> _Brief_:
Copy out the listing word for word, from the line with "List 16 of the" to the line with "x-tick-label: 25 bbox=[1137, 791, 1190, 844]", both included. Don't include any pictures.

(Item position listing)
• • •

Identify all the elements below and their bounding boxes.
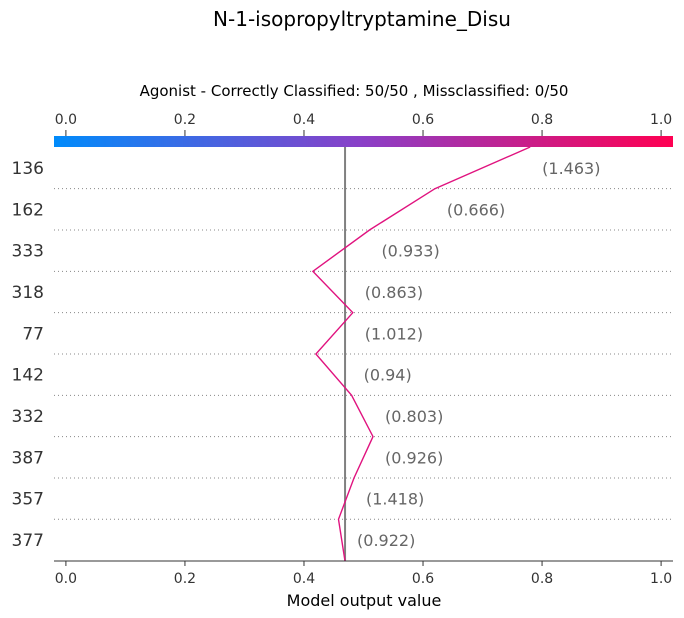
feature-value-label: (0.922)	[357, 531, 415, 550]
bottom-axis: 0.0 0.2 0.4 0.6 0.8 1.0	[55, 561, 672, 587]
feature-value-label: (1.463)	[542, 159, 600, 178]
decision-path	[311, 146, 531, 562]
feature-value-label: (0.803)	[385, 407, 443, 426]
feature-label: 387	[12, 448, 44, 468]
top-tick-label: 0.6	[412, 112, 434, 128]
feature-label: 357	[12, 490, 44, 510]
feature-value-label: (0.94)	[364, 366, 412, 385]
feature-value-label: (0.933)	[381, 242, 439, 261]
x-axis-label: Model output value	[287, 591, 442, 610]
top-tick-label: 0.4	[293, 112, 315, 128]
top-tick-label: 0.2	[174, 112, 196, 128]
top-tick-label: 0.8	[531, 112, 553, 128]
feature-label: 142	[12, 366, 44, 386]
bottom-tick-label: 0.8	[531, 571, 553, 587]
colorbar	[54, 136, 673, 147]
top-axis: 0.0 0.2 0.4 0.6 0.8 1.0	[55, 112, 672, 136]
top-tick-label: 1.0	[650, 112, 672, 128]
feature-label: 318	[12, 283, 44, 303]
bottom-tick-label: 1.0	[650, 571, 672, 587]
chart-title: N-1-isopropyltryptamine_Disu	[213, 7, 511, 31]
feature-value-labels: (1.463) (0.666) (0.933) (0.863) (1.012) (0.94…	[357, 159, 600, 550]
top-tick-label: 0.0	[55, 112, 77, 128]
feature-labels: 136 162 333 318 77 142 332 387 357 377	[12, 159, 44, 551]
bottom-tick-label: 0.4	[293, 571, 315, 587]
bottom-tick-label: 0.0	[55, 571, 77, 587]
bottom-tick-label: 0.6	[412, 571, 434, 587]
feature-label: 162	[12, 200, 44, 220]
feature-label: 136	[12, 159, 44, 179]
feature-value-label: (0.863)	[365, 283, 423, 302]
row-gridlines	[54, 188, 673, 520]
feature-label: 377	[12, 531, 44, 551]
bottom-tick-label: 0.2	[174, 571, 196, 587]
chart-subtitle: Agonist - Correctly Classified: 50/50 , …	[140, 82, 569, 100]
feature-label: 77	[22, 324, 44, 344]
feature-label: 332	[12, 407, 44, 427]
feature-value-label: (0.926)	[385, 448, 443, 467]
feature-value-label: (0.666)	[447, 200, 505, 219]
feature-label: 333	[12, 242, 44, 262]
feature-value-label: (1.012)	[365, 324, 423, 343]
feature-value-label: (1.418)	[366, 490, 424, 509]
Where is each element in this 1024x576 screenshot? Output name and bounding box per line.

• • •

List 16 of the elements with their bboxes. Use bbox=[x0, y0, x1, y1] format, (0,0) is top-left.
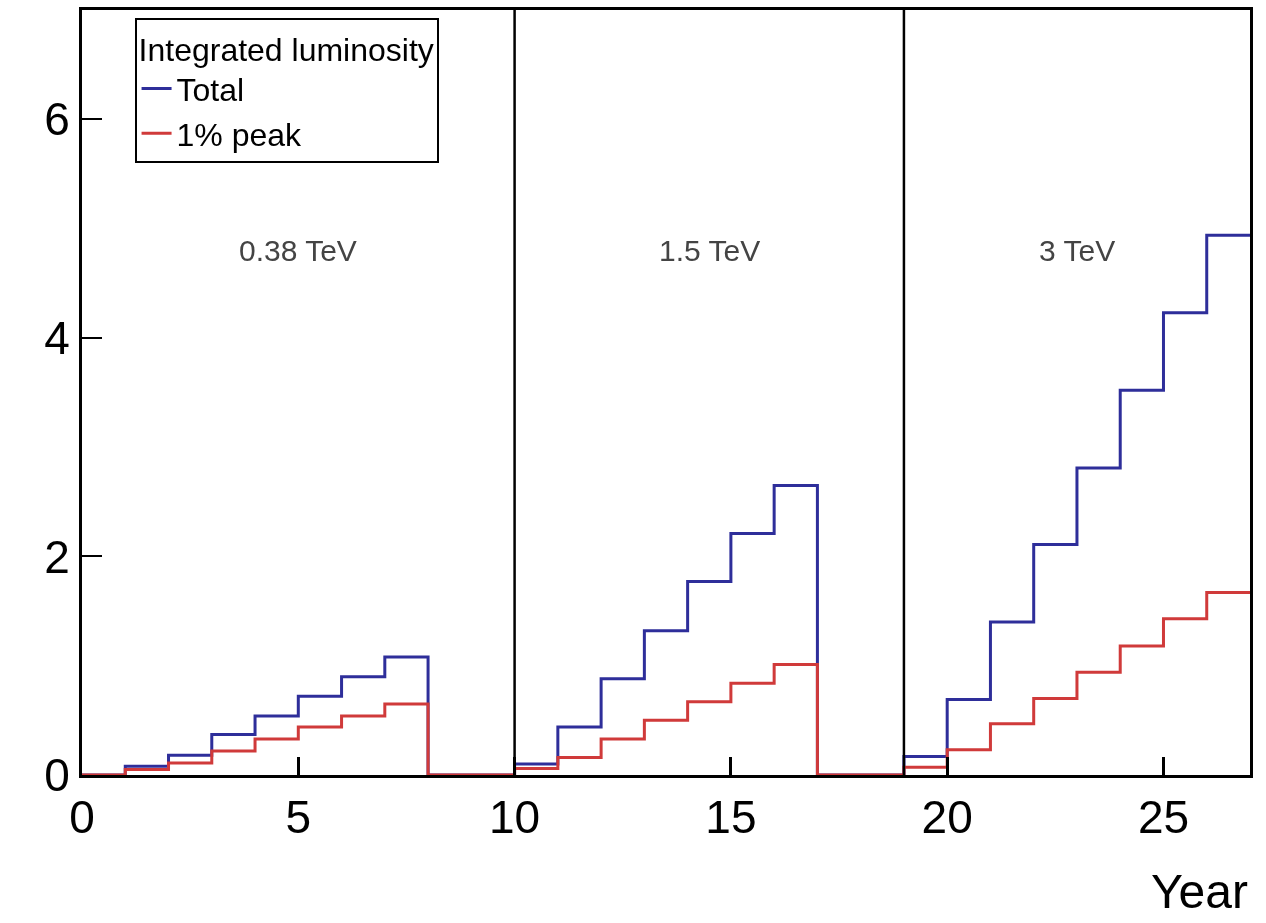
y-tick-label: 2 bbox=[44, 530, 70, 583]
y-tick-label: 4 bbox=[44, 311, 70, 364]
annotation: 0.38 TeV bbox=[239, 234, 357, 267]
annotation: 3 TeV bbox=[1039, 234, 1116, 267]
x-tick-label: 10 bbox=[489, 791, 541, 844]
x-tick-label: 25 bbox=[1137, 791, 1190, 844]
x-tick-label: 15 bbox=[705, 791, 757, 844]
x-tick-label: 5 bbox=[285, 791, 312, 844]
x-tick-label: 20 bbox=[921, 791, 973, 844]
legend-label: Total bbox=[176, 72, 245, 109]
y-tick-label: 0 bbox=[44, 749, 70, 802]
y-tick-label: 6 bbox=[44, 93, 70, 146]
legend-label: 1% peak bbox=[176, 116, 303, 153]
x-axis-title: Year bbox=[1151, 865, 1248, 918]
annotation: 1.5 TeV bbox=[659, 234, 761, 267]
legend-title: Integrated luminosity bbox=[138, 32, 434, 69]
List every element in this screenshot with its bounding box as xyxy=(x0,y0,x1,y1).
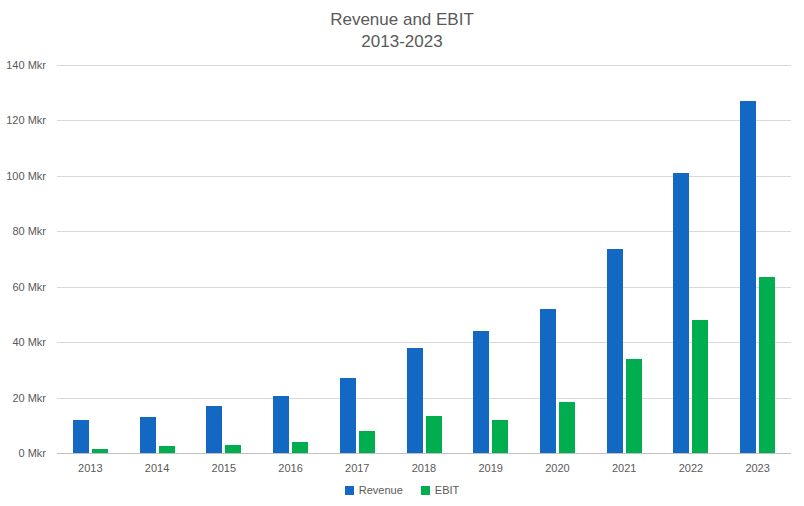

• • •

> _Task solution_:
List 16 of the elements with their bboxes. Use bbox=[x0, y0, x1, y1] format, (0,0) is top-left.
y-tick-label: 2 bbox=[44, 530, 70, 583]
y-tick-label: 4 bbox=[44, 311, 70, 364]
annotation: 0.38 TeV bbox=[239, 234, 357, 267]
annotation: 3 TeV bbox=[1039, 234, 1116, 267]
x-tick-label: 10 bbox=[489, 791, 541, 844]
x-tick-label: 25 bbox=[1137, 791, 1190, 844]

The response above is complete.